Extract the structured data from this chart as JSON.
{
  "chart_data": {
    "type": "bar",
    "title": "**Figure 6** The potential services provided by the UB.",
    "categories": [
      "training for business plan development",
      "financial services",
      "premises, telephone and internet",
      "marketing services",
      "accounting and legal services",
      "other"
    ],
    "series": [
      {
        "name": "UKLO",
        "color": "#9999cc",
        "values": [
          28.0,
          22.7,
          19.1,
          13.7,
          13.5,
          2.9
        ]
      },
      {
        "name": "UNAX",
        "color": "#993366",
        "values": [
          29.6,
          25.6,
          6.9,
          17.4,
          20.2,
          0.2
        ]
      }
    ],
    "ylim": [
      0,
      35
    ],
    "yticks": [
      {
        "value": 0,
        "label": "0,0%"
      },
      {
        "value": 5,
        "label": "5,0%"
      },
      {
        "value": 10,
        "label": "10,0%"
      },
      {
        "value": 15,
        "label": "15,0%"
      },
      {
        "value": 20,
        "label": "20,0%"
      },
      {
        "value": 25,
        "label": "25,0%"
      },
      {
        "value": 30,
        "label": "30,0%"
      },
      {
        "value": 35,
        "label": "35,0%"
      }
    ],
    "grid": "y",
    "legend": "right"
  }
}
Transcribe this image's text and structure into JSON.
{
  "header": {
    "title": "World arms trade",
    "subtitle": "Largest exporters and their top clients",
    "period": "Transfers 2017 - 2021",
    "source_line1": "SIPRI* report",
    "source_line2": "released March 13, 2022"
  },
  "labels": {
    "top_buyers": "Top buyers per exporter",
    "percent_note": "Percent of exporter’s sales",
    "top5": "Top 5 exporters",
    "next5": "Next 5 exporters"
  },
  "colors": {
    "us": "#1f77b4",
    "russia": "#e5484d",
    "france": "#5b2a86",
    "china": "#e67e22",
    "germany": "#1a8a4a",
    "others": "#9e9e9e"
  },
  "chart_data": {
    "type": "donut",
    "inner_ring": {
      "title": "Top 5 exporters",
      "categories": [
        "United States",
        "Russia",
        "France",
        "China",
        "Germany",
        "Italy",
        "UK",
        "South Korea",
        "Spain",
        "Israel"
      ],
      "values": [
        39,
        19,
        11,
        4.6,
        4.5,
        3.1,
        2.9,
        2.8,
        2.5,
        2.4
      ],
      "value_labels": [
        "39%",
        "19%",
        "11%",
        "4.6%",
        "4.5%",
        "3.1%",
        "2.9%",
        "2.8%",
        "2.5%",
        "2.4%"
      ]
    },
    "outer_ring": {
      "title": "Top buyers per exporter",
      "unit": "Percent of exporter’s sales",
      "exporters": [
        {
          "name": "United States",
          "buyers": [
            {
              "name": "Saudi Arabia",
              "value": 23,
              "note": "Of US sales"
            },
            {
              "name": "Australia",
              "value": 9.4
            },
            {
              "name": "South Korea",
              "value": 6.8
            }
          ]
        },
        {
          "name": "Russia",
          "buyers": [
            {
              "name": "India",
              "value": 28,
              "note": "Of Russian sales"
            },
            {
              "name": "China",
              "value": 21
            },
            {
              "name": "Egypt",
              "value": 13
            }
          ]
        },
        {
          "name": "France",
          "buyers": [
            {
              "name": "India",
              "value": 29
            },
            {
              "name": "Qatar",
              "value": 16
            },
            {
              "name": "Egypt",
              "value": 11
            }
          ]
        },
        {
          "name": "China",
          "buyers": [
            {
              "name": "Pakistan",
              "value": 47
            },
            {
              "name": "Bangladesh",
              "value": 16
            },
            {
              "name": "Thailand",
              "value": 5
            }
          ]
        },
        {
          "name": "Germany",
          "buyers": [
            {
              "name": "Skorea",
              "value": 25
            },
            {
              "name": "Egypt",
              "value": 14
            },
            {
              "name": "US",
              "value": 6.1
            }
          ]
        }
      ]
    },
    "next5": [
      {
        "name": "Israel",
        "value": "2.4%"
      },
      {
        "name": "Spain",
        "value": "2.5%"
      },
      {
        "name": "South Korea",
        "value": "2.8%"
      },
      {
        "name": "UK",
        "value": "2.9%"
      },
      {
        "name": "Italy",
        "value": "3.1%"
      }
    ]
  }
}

= = = = = = =

What to do: Count the lines in the entries above that include the string "JSON", then give only that figure.

Result for this task: 2